** What you have to do **
Write out all of the entries exactly as given.

** start Records to use **

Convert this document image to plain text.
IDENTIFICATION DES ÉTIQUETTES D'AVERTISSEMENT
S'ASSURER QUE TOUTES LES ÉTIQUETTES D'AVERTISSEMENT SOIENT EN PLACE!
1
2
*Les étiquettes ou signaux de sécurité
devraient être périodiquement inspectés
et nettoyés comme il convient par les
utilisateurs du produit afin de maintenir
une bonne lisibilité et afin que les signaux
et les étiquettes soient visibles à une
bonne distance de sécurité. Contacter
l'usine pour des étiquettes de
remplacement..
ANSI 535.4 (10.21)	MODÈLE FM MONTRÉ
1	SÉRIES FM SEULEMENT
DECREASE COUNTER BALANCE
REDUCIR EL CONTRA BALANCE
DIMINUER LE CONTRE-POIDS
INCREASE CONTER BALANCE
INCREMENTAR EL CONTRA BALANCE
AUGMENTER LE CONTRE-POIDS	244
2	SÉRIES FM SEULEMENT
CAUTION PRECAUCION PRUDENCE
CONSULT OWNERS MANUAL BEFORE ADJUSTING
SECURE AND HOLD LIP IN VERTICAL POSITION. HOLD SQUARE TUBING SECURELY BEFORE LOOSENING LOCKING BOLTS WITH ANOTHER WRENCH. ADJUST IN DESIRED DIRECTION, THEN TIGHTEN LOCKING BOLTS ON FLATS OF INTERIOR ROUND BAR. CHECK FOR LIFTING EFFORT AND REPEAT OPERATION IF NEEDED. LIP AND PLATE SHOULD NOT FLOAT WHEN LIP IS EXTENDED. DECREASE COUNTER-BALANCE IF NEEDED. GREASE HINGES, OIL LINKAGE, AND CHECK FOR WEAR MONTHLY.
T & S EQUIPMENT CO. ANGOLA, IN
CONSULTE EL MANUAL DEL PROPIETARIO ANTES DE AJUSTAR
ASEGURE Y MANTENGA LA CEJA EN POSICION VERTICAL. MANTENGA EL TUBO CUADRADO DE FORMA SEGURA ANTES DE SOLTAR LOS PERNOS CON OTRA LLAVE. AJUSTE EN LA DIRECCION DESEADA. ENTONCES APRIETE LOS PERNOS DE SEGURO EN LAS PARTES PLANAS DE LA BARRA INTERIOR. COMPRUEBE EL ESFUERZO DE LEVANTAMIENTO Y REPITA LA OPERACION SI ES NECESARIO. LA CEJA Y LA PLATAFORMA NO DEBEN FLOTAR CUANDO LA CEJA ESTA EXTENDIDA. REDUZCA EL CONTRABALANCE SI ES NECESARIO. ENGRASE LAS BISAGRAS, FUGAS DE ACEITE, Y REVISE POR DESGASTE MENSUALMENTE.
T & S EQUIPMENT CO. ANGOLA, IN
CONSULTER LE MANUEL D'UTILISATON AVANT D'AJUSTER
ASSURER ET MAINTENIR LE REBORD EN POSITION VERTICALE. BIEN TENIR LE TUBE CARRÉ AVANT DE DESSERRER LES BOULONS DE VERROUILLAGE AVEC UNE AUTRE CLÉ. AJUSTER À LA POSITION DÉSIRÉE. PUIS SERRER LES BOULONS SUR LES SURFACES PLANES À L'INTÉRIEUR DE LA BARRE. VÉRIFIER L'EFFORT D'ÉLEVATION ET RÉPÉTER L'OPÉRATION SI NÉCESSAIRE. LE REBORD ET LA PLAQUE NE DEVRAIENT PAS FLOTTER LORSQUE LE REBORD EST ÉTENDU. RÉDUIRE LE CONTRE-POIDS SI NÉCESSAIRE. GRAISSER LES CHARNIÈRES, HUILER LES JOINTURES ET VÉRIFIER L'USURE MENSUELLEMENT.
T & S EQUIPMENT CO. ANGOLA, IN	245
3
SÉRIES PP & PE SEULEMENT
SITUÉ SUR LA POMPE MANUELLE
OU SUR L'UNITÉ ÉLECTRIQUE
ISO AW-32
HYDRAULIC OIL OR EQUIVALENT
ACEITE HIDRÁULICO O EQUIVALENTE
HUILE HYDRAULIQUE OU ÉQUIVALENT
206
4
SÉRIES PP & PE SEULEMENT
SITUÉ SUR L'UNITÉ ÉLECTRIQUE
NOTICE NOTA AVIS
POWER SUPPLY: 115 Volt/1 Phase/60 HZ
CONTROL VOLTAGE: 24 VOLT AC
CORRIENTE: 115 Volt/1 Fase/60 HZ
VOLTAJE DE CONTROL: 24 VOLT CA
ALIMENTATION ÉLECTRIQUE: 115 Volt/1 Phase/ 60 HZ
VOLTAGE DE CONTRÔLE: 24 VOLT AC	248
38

** end Records to use **

** In response **
Convert this document image to plain text.
IDENTIFICATION DES ÉTIQUETTES D'AVERTISSEMENT
S'ASSURER QUE TOUTES LES ÉTIQUETTES D'AVERTISSEMENT SOIENT EN PLACE!
1
2
*Les étiquettes ou signaux de sécurité
devraient être périodiquement inspectés
et nettoyés comme il convient par les
utilisateurs du produit afin de maintenir
une bonne lisibilité et afin que les signaux
et les étiquettes soient visibles à une
bonne distance de sécurité. Contacter
l'usine pour des étiquettes de
remplacement..
ANSI 535.4 (10.21)	MODÈLE FM MONTRÉ
1	SÉRIES FM SEULEMENT
DECREASE COUNTER BALANCE
REDUCIR EL CONTRA BALANCE
DIMINUER LE CONTRE-POIDS
INCREASE CONTER BALANCE
INCREMENTAR EL CONTRA BALANCE
AUGMENTER LE CONTRE-POIDS	244
2	SÉRIES FM SEULEMENT
CAUTION PRECAUCION PRUDENCE
CONSULT OWNERS MANUAL BEFORE ADJUSTING
SECURE AND HOLD LIP IN VERTICAL POSITION. HOLD SQUARE TUBING SECURELY BEFORE LOOSENING LOCKING BOLTS WITH ANOTHER WRENCH. ADJUST IN DESIRED DIRECTION, THEN TIGHTEN LOCKING BOLTS ON FLATS OF INTERIOR ROUND BAR. CHECK FOR LIFTING EFFORT AND REPEAT OPERATION IF NEEDED. LIP AND PLATE SHOULD NOT FLOAT WHEN LIP IS EXTENDED. DECREASE COUNTER-BALANCE IF NEEDED. GREASE HINGES, OIL LINKAGE, AND CHECK FOR WEAR MONTHLY.
T & S EQUIPMENT CO. ANGOLA, IN
CONSULTE EL MANUAL DEL PROPIETARIO ANTES DE AJUSTAR
ASEGURE Y MANTENGA LA CEJA EN POSICION VERTICAL. MANTENGA EL TUBO CUADRADO DE FORMA SEGURA ANTES DE SOLTAR LOS PERNOS CON OTRA LLAVE. AJUSTE EN LA DIRECCION DESEADA. ENTONCES APRIETE LOS PERNOS DE SEGURO EN LAS PARTES PLANAS DE LA BARRA INTERIOR. COMPRUEBE EL ESFUERZO DE LEVANTAMIENTO Y REPITA LA OPERACION SI ES NECESARIO. LA CEJA Y LA PLATAFORMA NO DEBEN FLOTAR CUANDO LA CEJA ESTA EXTENDIDA. REDUZCA EL CONTRABALANCE SI ES NECESARIO. ENGRASE LAS BISAGRAS, FUGAS DE ACEITE, Y REVISE POR DESGASTE MENSUALMENTE.
T & S EQUIPMENT CO. ANGOLA, IN
CONSULTER LE MANUEL D'UTILISATON AVANT D'AJUSTER
ASSURER ET MAINTENIR LE REBORD EN POSITION VERTICALE. BIEN TENIR LE TUBE CARRÉ AVANT DE DESSERRER LES BOULONS DE VERROUILLAGE AVEC UNE AUTRE CLÉ. AJUSTER À LA POSITION DÉSIRÉE. PUIS SERRER LES BOULONS SUR LES SURFACES PLANES À L'INTÉRIEUR DE LA BARRE. VÉRIFIER L'EFFORT D'ÉLEVATION ET RÉPÉTER L'OPÉRATION SI NÉCESSAIRE. LE REBORD ET LA PLAQUE NE DEVRAIENT PAS FLOTTER LORSQUE LE REBORD EST ÉTENDU. RÉDUIRE LE CONTRE-POIDS SI NÉCESSAIRE. GRAISSER LES CHARNIÈRES, HUILER LES JOINTURES ET VÉRIFIER L'USURE MENSUELLEMENT.
T & S EQUIPMENT CO. ANGOLA, IN	245
3
SÉRIES PP & PE SEULEMENT
SITUÉ SUR LA POMPE MANUELLE
OU SUR L'UNITÉ ÉLECTRIQUE
ISO AW-32
HYDRAULIC OIL OR EQUIVALENT
ACEITE HIDRÁULICO O EQUIVALENTE
HUILE HYDRAULIQUE OU ÉQUIVALENT
206
4
SÉRIES PP & PE SEULEMENT
SITUÉ SUR L'UNITÉ ÉLECTRIQUE
NOTICE NOTA AVIS
POWER SUPPLY: 115 Volt/1 Phase/60 HZ
CONTROL VOLTAGE: 24 VOLT AC
CORRIENTE: 115 Volt/1 Fase/60 HZ
VOLTAJE DE CONTROL: 24 VOLT CA
ALIMENTATION ÉLECTRIQUE: 115 Volt/1 Phase/ 60 HZ
VOLTAGE DE CONTRÔLE: 24 VOLT AC	248
38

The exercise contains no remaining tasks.